Supplied records –

..............................

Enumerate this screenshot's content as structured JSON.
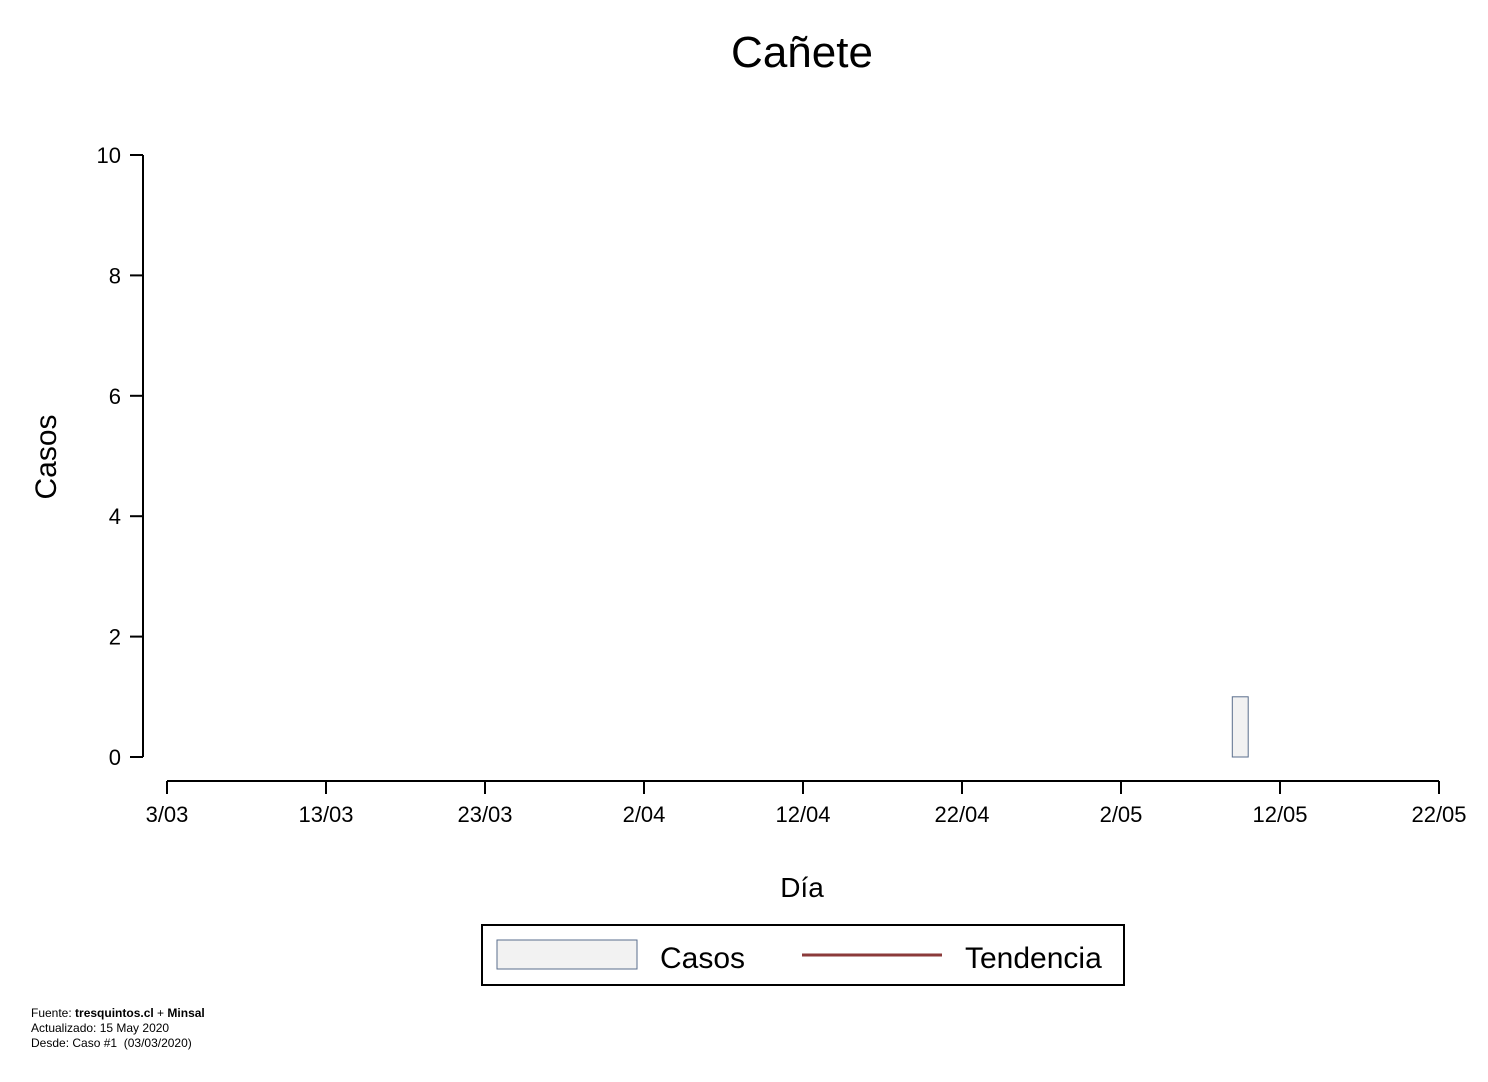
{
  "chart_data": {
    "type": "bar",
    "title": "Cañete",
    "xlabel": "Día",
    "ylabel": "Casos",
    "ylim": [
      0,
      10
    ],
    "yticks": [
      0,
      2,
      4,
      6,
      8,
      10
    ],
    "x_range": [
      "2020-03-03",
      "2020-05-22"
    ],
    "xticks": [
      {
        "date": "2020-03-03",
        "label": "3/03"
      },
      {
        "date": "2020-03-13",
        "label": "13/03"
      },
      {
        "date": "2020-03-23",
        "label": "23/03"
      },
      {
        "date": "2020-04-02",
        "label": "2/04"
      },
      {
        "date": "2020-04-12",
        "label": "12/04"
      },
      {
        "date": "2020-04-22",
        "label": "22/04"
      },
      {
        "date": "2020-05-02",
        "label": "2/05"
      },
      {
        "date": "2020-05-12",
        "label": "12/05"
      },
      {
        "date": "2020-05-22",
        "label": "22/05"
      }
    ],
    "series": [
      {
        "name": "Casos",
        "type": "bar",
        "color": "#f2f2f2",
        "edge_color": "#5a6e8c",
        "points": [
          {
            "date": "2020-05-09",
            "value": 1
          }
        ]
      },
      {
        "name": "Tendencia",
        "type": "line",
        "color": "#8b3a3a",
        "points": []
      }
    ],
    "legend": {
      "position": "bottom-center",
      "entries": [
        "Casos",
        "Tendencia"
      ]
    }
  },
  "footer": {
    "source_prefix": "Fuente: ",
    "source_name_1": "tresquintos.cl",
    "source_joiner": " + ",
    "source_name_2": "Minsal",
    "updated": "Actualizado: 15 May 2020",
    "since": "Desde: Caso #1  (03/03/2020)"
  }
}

..............................

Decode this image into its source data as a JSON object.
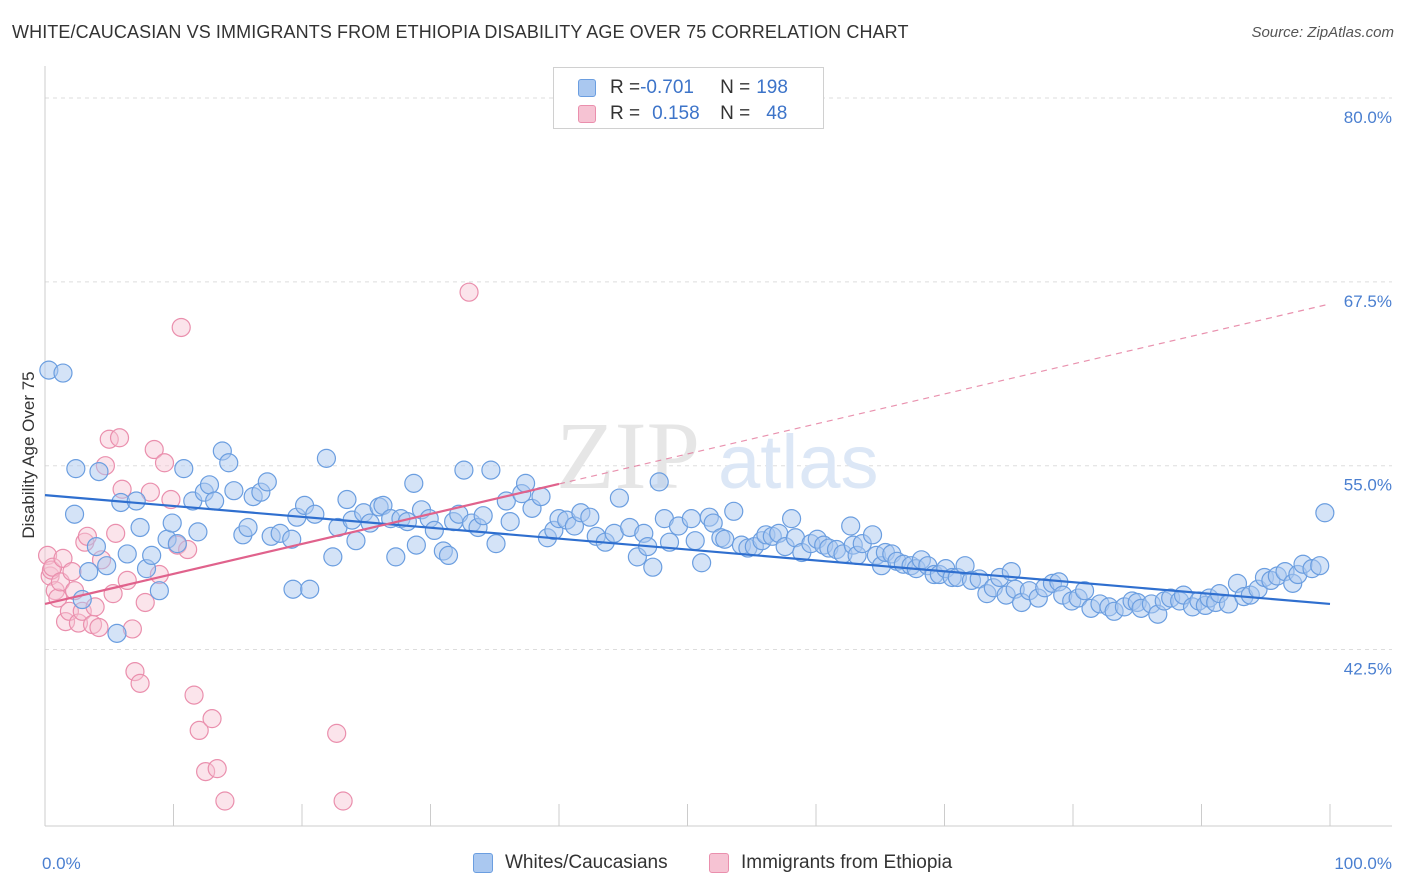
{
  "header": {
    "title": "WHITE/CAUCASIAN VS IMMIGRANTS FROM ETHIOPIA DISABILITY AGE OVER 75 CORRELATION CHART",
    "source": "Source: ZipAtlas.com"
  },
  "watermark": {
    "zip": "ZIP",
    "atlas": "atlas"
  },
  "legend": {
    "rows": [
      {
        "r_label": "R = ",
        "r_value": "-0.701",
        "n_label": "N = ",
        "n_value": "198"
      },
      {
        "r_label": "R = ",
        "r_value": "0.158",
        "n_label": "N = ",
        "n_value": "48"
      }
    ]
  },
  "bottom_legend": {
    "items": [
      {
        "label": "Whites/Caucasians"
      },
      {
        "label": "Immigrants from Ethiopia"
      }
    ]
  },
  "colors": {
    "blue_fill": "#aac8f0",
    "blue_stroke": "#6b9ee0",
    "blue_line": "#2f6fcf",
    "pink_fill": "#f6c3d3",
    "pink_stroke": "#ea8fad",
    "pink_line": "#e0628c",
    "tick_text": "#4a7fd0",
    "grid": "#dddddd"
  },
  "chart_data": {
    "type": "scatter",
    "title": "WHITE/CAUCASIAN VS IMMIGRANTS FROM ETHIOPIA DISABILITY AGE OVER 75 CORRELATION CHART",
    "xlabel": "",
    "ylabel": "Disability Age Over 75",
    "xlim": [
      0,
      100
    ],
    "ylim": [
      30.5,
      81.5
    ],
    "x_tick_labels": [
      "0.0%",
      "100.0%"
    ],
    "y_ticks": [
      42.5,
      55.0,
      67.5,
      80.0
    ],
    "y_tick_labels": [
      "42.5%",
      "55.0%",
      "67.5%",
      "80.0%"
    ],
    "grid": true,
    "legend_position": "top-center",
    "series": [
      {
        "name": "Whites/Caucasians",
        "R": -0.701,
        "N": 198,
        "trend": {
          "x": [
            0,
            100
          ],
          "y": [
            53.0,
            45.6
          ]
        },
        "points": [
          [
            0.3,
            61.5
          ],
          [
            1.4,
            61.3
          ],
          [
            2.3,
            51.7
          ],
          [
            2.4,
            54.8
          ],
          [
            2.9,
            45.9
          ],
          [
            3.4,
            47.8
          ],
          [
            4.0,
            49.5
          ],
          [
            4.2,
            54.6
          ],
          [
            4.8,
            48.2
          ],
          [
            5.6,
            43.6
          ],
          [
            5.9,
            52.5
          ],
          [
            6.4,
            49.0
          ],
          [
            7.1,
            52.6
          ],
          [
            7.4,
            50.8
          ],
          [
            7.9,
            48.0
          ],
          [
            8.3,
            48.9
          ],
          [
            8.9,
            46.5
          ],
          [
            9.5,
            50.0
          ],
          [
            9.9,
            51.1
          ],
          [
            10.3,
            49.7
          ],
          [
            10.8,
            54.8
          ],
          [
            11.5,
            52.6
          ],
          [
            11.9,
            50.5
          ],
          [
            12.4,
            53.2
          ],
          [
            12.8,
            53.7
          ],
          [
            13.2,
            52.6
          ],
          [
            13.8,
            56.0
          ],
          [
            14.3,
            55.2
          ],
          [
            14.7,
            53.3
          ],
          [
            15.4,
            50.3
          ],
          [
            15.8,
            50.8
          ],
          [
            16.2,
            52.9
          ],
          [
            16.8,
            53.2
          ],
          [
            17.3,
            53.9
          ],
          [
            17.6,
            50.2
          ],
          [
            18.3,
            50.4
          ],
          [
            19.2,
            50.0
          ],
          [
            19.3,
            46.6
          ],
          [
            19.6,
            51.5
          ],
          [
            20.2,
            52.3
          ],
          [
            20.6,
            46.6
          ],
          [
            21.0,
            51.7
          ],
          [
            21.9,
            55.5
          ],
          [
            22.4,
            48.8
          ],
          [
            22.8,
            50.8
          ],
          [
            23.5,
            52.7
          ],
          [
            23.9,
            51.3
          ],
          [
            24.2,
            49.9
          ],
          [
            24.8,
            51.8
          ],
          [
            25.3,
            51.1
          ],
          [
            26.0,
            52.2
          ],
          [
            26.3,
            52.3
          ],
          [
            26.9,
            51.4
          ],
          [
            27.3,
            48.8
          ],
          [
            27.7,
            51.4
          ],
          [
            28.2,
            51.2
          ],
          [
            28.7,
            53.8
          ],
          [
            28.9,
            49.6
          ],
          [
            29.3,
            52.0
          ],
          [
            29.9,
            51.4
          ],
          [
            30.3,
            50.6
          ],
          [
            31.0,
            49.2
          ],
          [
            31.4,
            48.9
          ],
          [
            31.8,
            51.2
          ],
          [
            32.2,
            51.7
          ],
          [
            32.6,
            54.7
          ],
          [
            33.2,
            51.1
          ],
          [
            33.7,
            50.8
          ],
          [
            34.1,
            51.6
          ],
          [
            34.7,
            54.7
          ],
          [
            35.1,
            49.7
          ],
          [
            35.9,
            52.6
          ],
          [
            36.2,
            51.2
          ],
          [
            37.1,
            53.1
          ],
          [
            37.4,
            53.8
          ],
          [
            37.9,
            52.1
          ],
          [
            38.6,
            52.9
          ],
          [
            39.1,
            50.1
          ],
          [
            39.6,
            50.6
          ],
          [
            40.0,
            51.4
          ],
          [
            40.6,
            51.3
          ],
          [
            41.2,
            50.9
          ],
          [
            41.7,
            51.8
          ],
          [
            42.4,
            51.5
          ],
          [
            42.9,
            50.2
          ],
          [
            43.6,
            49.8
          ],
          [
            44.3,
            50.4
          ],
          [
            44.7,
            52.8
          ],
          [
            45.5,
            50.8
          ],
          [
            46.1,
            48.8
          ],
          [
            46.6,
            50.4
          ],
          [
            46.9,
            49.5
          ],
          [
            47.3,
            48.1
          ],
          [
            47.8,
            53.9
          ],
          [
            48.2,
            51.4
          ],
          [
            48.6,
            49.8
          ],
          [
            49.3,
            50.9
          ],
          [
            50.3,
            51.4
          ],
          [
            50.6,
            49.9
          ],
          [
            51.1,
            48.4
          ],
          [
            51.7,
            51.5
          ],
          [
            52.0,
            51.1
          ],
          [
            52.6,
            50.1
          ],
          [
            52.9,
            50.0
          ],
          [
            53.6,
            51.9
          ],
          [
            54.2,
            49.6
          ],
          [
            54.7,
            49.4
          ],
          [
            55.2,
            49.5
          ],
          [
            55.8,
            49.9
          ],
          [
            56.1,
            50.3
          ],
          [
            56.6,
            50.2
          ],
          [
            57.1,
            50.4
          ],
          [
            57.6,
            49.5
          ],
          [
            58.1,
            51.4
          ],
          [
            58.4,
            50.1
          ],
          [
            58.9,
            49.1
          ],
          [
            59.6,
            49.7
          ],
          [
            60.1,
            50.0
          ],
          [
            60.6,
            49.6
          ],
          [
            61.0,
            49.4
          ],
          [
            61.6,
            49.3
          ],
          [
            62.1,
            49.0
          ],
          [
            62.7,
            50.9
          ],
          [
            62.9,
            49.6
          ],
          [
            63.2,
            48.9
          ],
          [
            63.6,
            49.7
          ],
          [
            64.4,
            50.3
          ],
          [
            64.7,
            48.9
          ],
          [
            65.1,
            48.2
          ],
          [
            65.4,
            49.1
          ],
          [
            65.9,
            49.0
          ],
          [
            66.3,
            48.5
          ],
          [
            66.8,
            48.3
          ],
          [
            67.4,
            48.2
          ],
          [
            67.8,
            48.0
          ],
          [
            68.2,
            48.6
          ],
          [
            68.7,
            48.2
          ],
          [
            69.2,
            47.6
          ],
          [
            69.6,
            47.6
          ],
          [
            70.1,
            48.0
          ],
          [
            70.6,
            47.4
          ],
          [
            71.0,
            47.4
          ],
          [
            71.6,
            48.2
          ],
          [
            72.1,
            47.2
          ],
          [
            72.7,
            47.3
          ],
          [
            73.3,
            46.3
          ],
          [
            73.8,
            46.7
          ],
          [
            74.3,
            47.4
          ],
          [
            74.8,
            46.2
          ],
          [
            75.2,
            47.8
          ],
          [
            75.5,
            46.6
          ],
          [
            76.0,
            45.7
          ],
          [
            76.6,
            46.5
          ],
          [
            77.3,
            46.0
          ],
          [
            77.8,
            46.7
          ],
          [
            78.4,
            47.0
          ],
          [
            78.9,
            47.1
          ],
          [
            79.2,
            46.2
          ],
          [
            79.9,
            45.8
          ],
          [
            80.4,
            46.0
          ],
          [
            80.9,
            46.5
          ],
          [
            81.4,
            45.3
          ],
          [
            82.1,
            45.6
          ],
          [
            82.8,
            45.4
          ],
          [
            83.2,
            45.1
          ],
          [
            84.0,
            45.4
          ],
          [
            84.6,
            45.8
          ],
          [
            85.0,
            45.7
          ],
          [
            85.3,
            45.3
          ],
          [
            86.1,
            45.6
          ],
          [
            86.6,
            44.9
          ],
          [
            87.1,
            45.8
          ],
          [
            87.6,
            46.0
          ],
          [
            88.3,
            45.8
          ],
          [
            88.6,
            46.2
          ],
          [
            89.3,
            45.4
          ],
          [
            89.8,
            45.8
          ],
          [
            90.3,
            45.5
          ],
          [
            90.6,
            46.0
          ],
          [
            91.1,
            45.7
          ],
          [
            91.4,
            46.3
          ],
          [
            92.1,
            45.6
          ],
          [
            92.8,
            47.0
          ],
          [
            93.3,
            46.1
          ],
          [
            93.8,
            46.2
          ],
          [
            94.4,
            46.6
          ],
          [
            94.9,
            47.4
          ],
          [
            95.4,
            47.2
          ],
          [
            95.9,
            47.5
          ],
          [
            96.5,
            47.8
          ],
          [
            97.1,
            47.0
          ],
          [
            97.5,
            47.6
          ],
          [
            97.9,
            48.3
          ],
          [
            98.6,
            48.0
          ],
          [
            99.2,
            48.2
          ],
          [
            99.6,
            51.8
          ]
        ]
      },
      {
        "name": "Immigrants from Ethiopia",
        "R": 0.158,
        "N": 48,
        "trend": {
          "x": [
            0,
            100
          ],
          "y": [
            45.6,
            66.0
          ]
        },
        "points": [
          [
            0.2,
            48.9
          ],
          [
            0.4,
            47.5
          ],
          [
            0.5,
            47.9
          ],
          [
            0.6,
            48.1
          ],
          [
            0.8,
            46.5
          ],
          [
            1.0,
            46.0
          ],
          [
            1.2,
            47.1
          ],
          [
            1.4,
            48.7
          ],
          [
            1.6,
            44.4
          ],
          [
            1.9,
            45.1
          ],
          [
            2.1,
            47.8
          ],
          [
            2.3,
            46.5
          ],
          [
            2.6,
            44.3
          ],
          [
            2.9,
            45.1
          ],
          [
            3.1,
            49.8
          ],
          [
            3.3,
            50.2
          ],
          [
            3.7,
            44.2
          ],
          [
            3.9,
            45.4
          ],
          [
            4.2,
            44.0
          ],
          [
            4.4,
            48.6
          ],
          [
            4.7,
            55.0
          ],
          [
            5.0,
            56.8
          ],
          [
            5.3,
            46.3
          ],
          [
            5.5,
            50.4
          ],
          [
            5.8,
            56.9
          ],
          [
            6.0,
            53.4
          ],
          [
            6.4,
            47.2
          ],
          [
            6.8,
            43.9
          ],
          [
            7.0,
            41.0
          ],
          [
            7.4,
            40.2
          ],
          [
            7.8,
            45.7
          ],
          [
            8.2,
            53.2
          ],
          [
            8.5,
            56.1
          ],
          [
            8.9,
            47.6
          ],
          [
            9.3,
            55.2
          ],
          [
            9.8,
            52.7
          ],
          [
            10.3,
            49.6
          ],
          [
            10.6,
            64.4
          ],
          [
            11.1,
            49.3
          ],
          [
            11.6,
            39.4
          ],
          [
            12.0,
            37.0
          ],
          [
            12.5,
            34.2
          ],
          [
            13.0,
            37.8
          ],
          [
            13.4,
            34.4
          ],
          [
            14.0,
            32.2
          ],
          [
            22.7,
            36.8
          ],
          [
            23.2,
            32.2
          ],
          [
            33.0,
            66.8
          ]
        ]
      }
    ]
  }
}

..............................

Problem to work on –
Copy every line that contains the string "Caucasians".

Output –
        "label": "Whites/Caucasians"
        "name": "Whites/Caucasians",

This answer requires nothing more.